■ EXERCISE DETAILS: For the entries below, how many lines include the word "Elimina"? Give the figure and nothing more.

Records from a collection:
--------------------------------

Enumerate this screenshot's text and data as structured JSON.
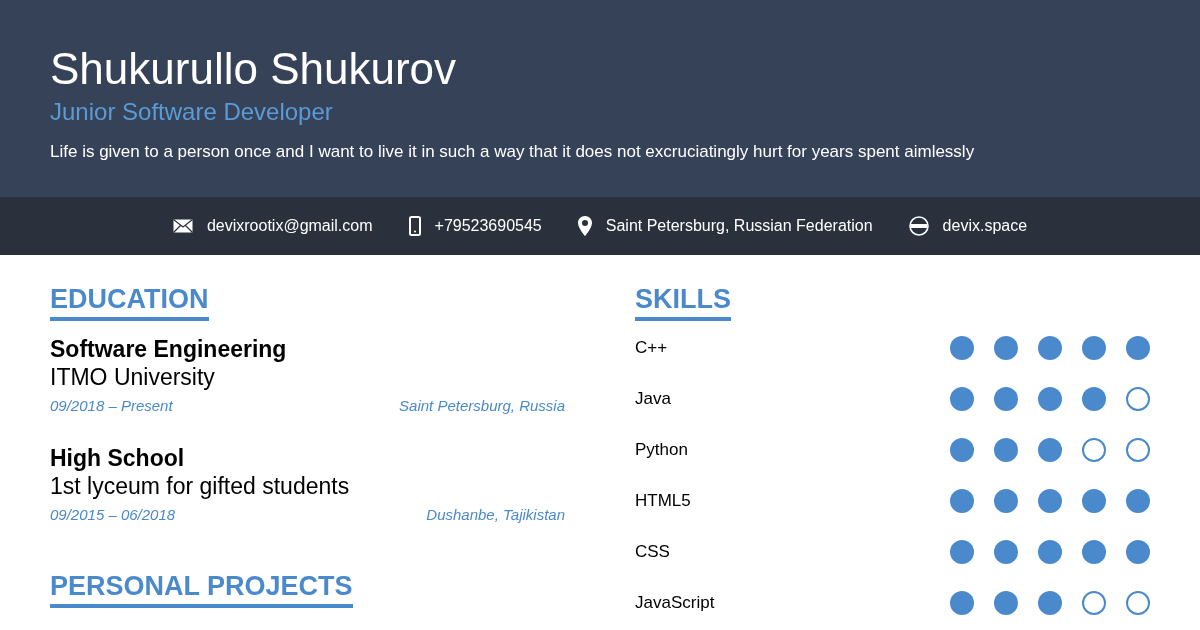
{
  "header": {
    "name": "Shukurullo Shukurov",
    "title": "Junior Software Developer",
    "motto": "Life is given to a person once and I want to live it in such a way that it does not excruciatingly hurt for years spent aimlessly"
  },
  "contacts": [
    {
      "kind": "email",
      "text": "devixrootix@gmail.com"
    },
    {
      "kind": "phone",
      "text": "+79523690545"
    },
    {
      "kind": "location",
      "text": "Saint Petersburg, Russian Federation"
    },
    {
      "kind": "web",
      "text": "devix.space"
    }
  ],
  "education": {
    "heading": "EDUCATION",
    "items": [
      {
        "degree": "Software Engineering",
        "school": "ITMO University",
        "dates": "09/2018 – Present",
        "place": "Saint Petersburg, Russia"
      },
      {
        "degree": "High School",
        "school": "1st lyceum for gifted students",
        "dates": "09/2015 – 06/2018",
        "place": "Dushanbe, Tajikistan"
      }
    ]
  },
  "projects": {
    "heading": "PERSONAL PROJECTS"
  },
  "skills": {
    "heading": "SKILLS",
    "items": [
      {
        "name": "C++",
        "stars": 5
      },
      {
        "name": "Java",
        "stars": 4
      },
      {
        "name": "Python",
        "stars": 3
      },
      {
        "name": "HTML5",
        "stars": 5
      },
      {
        "name": "CSS",
        "stars": 5
      },
      {
        "name": "JavaScript",
        "stars": 3
      }
    ]
  }
}
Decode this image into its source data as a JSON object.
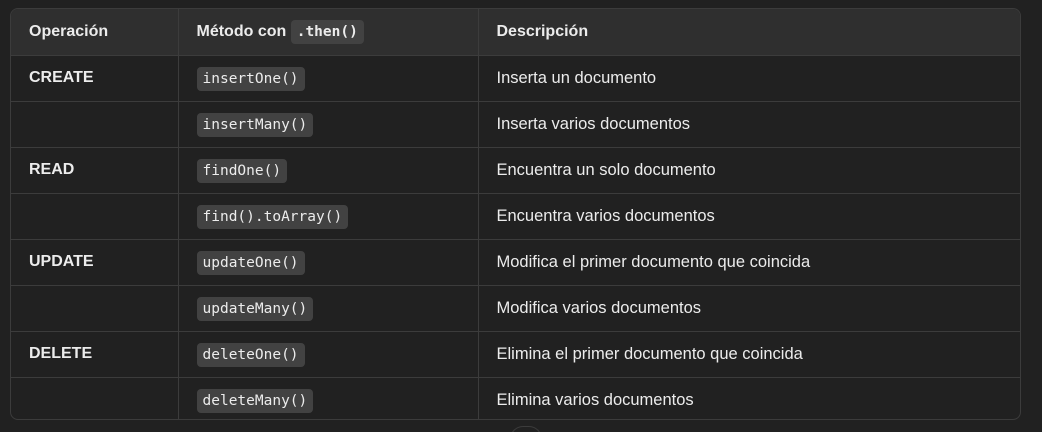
{
  "table": {
    "headers": {
      "operation": "Operación",
      "method_prefix": "Método con",
      "method_code": ".then()",
      "description": "Descripción"
    },
    "rows": [
      {
        "operation": "CREATE",
        "method": "insertOne()",
        "description": "Inserta un documento"
      },
      {
        "operation": "",
        "method": "insertMany()",
        "description": "Inserta varios documentos"
      },
      {
        "operation": "READ",
        "method": "findOne()",
        "description": "Encuentra un solo documento"
      },
      {
        "operation": "",
        "method": "find().toArray()",
        "description": "Encuentra varios documentos"
      },
      {
        "operation": "UPDATE",
        "method": "updateOne()",
        "description": "Modifica el primer documento que coincida"
      },
      {
        "operation": "",
        "method": "updateMany()",
        "description": "Modifica varios documentos"
      },
      {
        "operation": "DELETE",
        "method": "deleteOne()",
        "description": "Elimina el primer documento que coincida"
      },
      {
        "operation": "",
        "method": "deleteMany()",
        "description": "Elimina varios documentos"
      }
    ]
  },
  "colors": {
    "background": "#212121",
    "header_background": "#2f2f2f",
    "border": "#3c3c3c",
    "code_background": "#424242",
    "text": "#ececec"
  }
}
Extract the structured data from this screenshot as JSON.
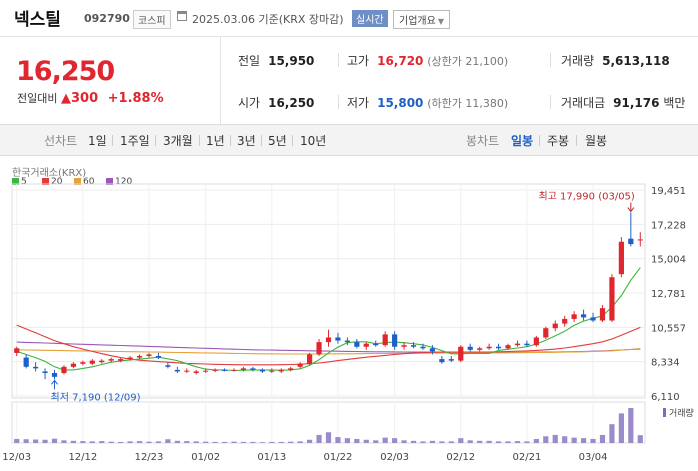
{
  "header": {
    "name": "넥스틸",
    "code": "092790",
    "market": "코스피",
    "date": "2025.03.06 기준(KRX 장마감)",
    "realtime_label": "실시간",
    "company_info_label": "기업개요"
  },
  "price": {
    "current": "16,250",
    "change_label": "전일대비",
    "change": "300",
    "change_pct": "+1.88%"
  },
  "stats": {
    "prev_label": "전일",
    "prev": "15,950",
    "high_label": "고가",
    "high": "16,720",
    "upper_limit": "(상한가 21,100)",
    "volume_label": "거래량",
    "volume": "5,613,118",
    "open_label": "시가",
    "open": "16,250",
    "low_label": "저가",
    "low": "15,800",
    "lower_limit": "(하한가 11,380)",
    "value_label": "거래대금",
    "value": "91,176",
    "value_unit": "백만"
  },
  "tabs": {
    "line_label": "선차트",
    "periods": [
      "1일",
      "1주일",
      "3개월",
      "1년",
      "3년",
      "5년",
      "10년"
    ],
    "candle_label": "봉차트",
    "candle_periods": [
      "일봉",
      "주봉",
      "월봉"
    ],
    "active_candle": "일봉"
  },
  "chart_data": {
    "type": "candlestick",
    "exchange_label": "한국거래소(KRX)",
    "legend": [
      {
        "name": "5",
        "color": "#3db63d"
      },
      {
        "name": "20",
        "color": "#e23b3b"
      },
      {
        "name": "60",
        "color": "#e6a23c"
      },
      {
        "name": "120",
        "color": "#9b59b6"
      }
    ],
    "y_ticks": [
      6110,
      8334,
      10557,
      12781,
      15004,
      17228,
      19451
    ],
    "ylim": [
      6110,
      19451
    ],
    "x_ticks": [
      "12/03",
      "12/12",
      "12/23",
      "01/02",
      "01/13",
      "01/22",
      "02/03",
      "02/12",
      "02/21",
      "03/04"
    ],
    "high_annotation": "최고 17,990 (03/05)",
    "low_annotation": "최저 7,190 (12/09)",
    "volume_label": "거래량",
    "candles": [
      [
        8900,
        9300,
        8700,
        9200
      ],
      [
        8600,
        8800,
        7900,
        8000
      ],
      [
        8000,
        8300,
        7700,
        7900
      ],
      [
        7700,
        7900,
        7200,
        7600
      ],
      [
        7600,
        7800,
        7190,
        7350
      ],
      [
        7600,
        8100,
        7500,
        8000
      ],
      [
        8000,
        8300,
        7900,
        8200
      ],
      [
        8200,
        8400,
        8100,
        8300
      ],
      [
        8200,
        8500,
        8100,
        8400
      ],
      [
        8300,
        8500,
        8200,
        8400
      ],
      [
        8400,
        8600,
        8300,
        8500
      ],
      [
        8400,
        8600,
        8300,
        8500
      ],
      [
        8500,
        8700,
        8400,
        8600
      ],
      [
        8600,
        8800,
        8500,
        8700
      ],
      [
        8700,
        8900,
        8600,
        8800
      ],
      [
        8700,
        8900,
        8500,
        8600
      ],
      [
        8100,
        8300,
        7900,
        8000
      ],
      [
        7800,
        8000,
        7600,
        7700
      ],
      [
        7700,
        7900,
        7600,
        7750
      ],
      [
        7600,
        7800,
        7500,
        7700
      ],
      [
        7700,
        7900,
        7600,
        7750
      ],
      [
        7750,
        7900,
        7650,
        7800
      ],
      [
        7800,
        7900,
        7700,
        7750
      ],
      [
        7750,
        7900,
        7700,
        7800
      ],
      [
        7800,
        8000,
        7700,
        7900
      ],
      [
        7900,
        8000,
        7700,
        7800
      ],
      [
        7800,
        7900,
        7600,
        7700
      ],
      [
        7700,
        7900,
        7600,
        7750
      ],
      [
        7700,
        7900,
        7600,
        7800
      ],
      [
        7800,
        8000,
        7700,
        7900
      ],
      [
        8000,
        8300,
        7900,
        8200
      ],
      [
        8200,
        8900,
        8100,
        8800
      ],
      [
        8800,
        9800,
        8700,
        9600
      ],
      [
        9600,
        10400,
        9300,
        9900
      ],
      [
        9900,
        10200,
        9500,
        9700
      ],
      [
        9700,
        9900,
        9400,
        9600
      ],
      [
        9600,
        9800,
        9200,
        9300
      ],
      [
        9300,
        9600,
        9100,
        9500
      ],
      [
        9500,
        9700,
        9300,
        9400
      ],
      [
        9400,
        10300,
        9300,
        10100
      ],
      [
        10100,
        10300,
        9100,
        9300
      ],
      [
        9300,
        9600,
        9100,
        9400
      ],
      [
        9400,
        9600,
        9200,
        9300
      ],
      [
        9300,
        9500,
        9100,
        9200
      ],
      [
        9200,
        9400,
        8800,
        9000
      ],
      [
        8500,
        8700,
        8200,
        8300
      ],
      [
        8500,
        8700,
        8300,
        8400
      ],
      [
        8400,
        9400,
        8300,
        9300
      ],
      [
        9300,
        9500,
        9000,
        9100
      ],
      [
        9100,
        9300,
        9000,
        9200
      ],
      [
        9200,
        9500,
        9100,
        9300
      ],
      [
        9300,
        9500,
        9100,
        9200
      ],
      [
        9200,
        9500,
        9100,
        9400
      ],
      [
        9400,
        9700,
        9300,
        9500
      ],
      [
        9500,
        9700,
        9300,
        9400
      ],
      [
        9400,
        10000,
        9300,
        9900
      ],
      [
        9900,
        10600,
        9800,
        10500
      ],
      [
        10500,
        11000,
        10300,
        10800
      ],
      [
        10800,
        11300,
        10600,
        11100
      ],
      [
        11100,
        11600,
        10900,
        11400
      ],
      [
        11400,
        11700,
        11000,
        11200
      ],
      [
        11200,
        11500,
        10900,
        11000
      ],
      [
        11000,
        12000,
        10900,
        11800
      ],
      [
        11000,
        14000,
        10900,
        13800
      ],
      [
        14000,
        16400,
        13800,
        16100
      ],
      [
        16300,
        17990,
        15800,
        15950
      ],
      [
        16250,
        16720,
        15800,
        16250
      ]
    ],
    "ma5": [
      9000,
      8800,
      8600,
      8350,
      8000,
      7800,
      7800,
      7900,
      8000,
      8150,
      8300,
      8380,
      8440,
      8500,
      8560,
      8620,
      8520,
      8400,
      8200,
      8000,
      7850,
      7800,
      7800,
      7760,
      7780,
      7800,
      7800,
      7790,
      7780,
      7800,
      7870,
      8090,
      8460,
      8900,
      9280,
      9560,
      9620,
      9620,
      9500,
      9560,
      9600,
      9560,
      9500,
      9420,
      9260,
      9050,
      8840,
      8840,
      8860,
      8870,
      8860,
      9060,
      9140,
      9220,
      9300,
      9480,
      9720,
      10000,
      10300,
      10680,
      10960,
      11140,
      11300,
      11860,
      12620,
      13610,
      14420
    ],
    "ma20": [
      10700,
      10450,
      10200,
      9950,
      9700,
      9500,
      9300,
      9150,
      9000,
      8850,
      8720,
      8600,
      8500,
      8430,
      8380,
      8340,
      8300,
      8260,
      8220,
      8200,
      8180,
      8160,
      8150,
      8140,
      8130,
      8130,
      8130,
      8130,
      8140,
      8150,
      8170,
      8200,
      8250,
      8320,
      8400,
      8480,
      8550,
      8620,
      8680,
      8740,
      8800,
      8850,
      8890,
      8920,
      8940,
      8950,
      8950,
      8950,
      8950,
      8950,
      8960,
      8970,
      8990,
      9010,
      9030,
      9060,
      9100,
      9150,
      9220,
      9300,
      9400,
      9500,
      9620,
      9800,
      10050,
      10300,
      10550
    ],
    "ma60": [
      9100,
      9090,
      9080,
      9070,
      9060,
      9050,
      9040,
      9030,
      9020,
      9010,
      9000,
      8990,
      8980,
      8970,
      8960,
      8950,
      8940,
      8930,
      8920,
      8910,
      8900,
      8890,
      8880,
      8870,
      8860,
      8850,
      8845,
      8840,
      8835,
      8830,
      8830,
      8830,
      8830,
      8835,
      8840,
      8845,
      8850,
      8855,
      8860,
      8865,
      8870,
      8875,
      8880,
      8885,
      8890,
      8895,
      8900,
      8900,
      8900,
      8900,
      8900,
      8905,
      8910,
      8915,
      8920,
      8925,
      8930,
      8940,
      8950,
      8960,
      8975,
      8990,
      9010,
      9040,
      9080,
      9130,
      9180
    ],
    "ma120": [
      9600,
      9580,
      9560,
      9540,
      9520,
      9500,
      9480,
      9460,
      9440,
      9420,
      9400,
      9380,
      9360,
      9340,
      9320,
      9300,
      9280,
      9260,
      9240,
      9220,
      9200,
      9180,
      9160,
      9140,
      9120,
      9100,
      9090,
      9080,
      9070,
      9060,
      9050,
      9040,
      9030,
      9020,
      9010,
      9000,
      8990,
      8980,
      8975,
      8970,
      8965,
      8960,
      8955,
      8950,
      8945,
      8940,
      8935,
      8930,
      8930,
      8930,
      8930,
      8930,
      8930,
      8935,
      8940,
      8945,
      8950,
      8960,
      8970,
      8980,
      8995,
      9010,
      9030,
      9060,
      9090,
      9120,
      9150
    ],
    "volume": [
      150,
      140,
      130,
      120,
      160,
      100,
      80,
      70,
      60,
      70,
      50,
      40,
      60,
      70,
      50,
      60,
      140,
      80,
      70,
      60,
      50,
      40,
      40,
      50,
      40,
      40,
      30,
      40,
      40,
      50,
      60,
      120,
      300,
      400,
      220,
      180,
      150,
      120,
      100,
      200,
      180,
      100,
      80,
      60,
      80,
      60,
      60,
      180,
      100,
      80,
      80,
      60,
      60,
      70,
      60,
      150,
      250,
      300,
      250,
      200,
      180,
      150,
      300,
      700,
      1100,
      1300,
      290
    ]
  }
}
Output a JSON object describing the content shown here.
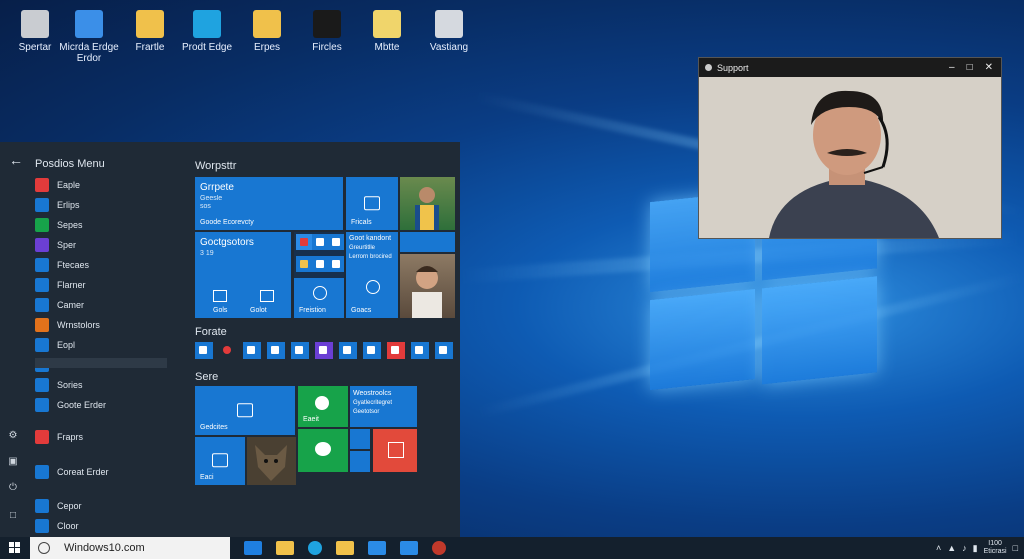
{
  "desktop": {
    "icons": [
      {
        "label": "Spertar",
        "color": "#c9ccd1"
      },
      {
        "label": "Micrda Erdge Erdor",
        "color": "#3b8fe8"
      },
      {
        "label": "Frartle",
        "color": "#f0c14b"
      },
      {
        "label": "Prodt Edge",
        "color": "#1fa3e0"
      },
      {
        "label": "Erpes",
        "color": "#f0c14b"
      },
      {
        "label": "Fircles",
        "color": "#1a1a1a"
      },
      {
        "label": "Mbtte",
        "color": "#f0d56b"
      },
      {
        "label": "Vastiang",
        "color": "#d5d9df"
      }
    ]
  },
  "start_menu": {
    "title": "Posdios Menu",
    "apps": [
      {
        "label": "Eaple",
        "color": "#e23b3b"
      },
      {
        "label": "Erlips",
        "color": "#1877d2"
      },
      {
        "label": "Sepes",
        "color": "#17a34a"
      },
      {
        "label": "Sper",
        "color": "#6b3fd4"
      },
      {
        "label": "Ftecaes",
        "color": "#1877d2"
      },
      {
        "label": "Flarner",
        "color": "#1877d2"
      },
      {
        "label": "Camer",
        "color": "#1877d2"
      },
      {
        "label": "Wrnstolors",
        "color": "#e2721b"
      },
      {
        "label": "Eopl",
        "color": "#1877d2"
      },
      {
        "label": "",
        "color": "#1877d2"
      },
      {
        "label": "Sories",
        "color": "#1877d2"
      },
      {
        "label": "Goote Erder",
        "color": "#1877d2"
      },
      {
        "label": "Fraprs",
        "color": "#e23b3b"
      },
      {
        "label": "Coreat Erder",
        "color": "#1877d2"
      },
      {
        "label": "Cepor",
        "color": "#1877d2"
      },
      {
        "label": "Cloor",
        "color": "#1877d2"
      }
    ],
    "sections": {
      "s1": "Worpsttr",
      "s2": "Forate",
      "s3": "Sere"
    },
    "tiles": {
      "t1_title": "Grrpete",
      "t1_sub": "Geesle",
      "t1_sub2": "sos",
      "t1_bottom": "Goode Ecorevcty",
      "t2_label": "Fricals",
      "t3_title": "Goctgsotors",
      "t3_sub": "3 19",
      "t3_a": "Gols",
      "t3_b": "Golot",
      "t4_label": "Freistion",
      "t5_title": "Goot kandont",
      "t5_sub": "Greurtitlle",
      "t5_sub2": "Lerrorn brocired",
      "t5_label": "Goacs",
      "t6_label": "Gedcites",
      "t7_label": "Eaeit",
      "t8_title": "Weostroolcs",
      "t8_sub": "Gyatlecritegret",
      "t8_sub2": "Geetotsor",
      "t9_label": "Eaci"
    }
  },
  "support_window": {
    "title": "Support",
    "minimize": "–",
    "maximize": "□",
    "close": "✕"
  },
  "taskbar": {
    "search_text": "Windows10.com",
    "tray_time": "I100",
    "tray_date": "Eticrasi"
  }
}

--------------------------------

■ FINAL ANSWER: 2